| Task objective |
Filter these entries so that only lines with the word "Дашка" remain.

| Input for this task |
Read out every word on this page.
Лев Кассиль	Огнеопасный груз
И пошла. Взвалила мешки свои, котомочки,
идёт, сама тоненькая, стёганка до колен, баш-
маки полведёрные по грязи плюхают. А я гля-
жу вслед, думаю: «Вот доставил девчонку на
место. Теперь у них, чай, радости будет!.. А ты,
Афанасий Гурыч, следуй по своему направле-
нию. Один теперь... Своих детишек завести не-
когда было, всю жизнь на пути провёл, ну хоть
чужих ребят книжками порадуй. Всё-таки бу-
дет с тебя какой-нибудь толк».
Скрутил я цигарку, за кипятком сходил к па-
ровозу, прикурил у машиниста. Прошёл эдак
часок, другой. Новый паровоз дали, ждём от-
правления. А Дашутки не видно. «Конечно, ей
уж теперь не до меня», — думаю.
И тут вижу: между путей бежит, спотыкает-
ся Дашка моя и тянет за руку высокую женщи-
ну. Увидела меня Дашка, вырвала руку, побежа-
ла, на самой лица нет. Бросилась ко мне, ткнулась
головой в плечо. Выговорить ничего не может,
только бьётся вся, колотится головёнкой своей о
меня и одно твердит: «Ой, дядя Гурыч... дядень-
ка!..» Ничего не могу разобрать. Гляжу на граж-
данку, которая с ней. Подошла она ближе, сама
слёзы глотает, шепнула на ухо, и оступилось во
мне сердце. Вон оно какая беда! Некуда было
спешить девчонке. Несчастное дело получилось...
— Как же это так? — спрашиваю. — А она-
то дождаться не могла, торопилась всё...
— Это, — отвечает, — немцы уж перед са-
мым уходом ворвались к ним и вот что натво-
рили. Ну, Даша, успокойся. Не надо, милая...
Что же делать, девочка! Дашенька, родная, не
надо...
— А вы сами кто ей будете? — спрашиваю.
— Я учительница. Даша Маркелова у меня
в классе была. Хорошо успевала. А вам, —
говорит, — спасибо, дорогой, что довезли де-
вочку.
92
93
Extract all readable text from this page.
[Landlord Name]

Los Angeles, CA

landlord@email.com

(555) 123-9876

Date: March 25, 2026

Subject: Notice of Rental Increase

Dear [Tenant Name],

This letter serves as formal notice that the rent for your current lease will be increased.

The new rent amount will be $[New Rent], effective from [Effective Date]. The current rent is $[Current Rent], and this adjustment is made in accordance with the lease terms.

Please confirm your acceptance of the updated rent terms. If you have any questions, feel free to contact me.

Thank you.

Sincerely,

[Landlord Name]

| Result of this exercise |
ся Дашка моя и тянет за руку высокую женщи-
ну. Увидела меня Дашка, вырвала руку, побежа-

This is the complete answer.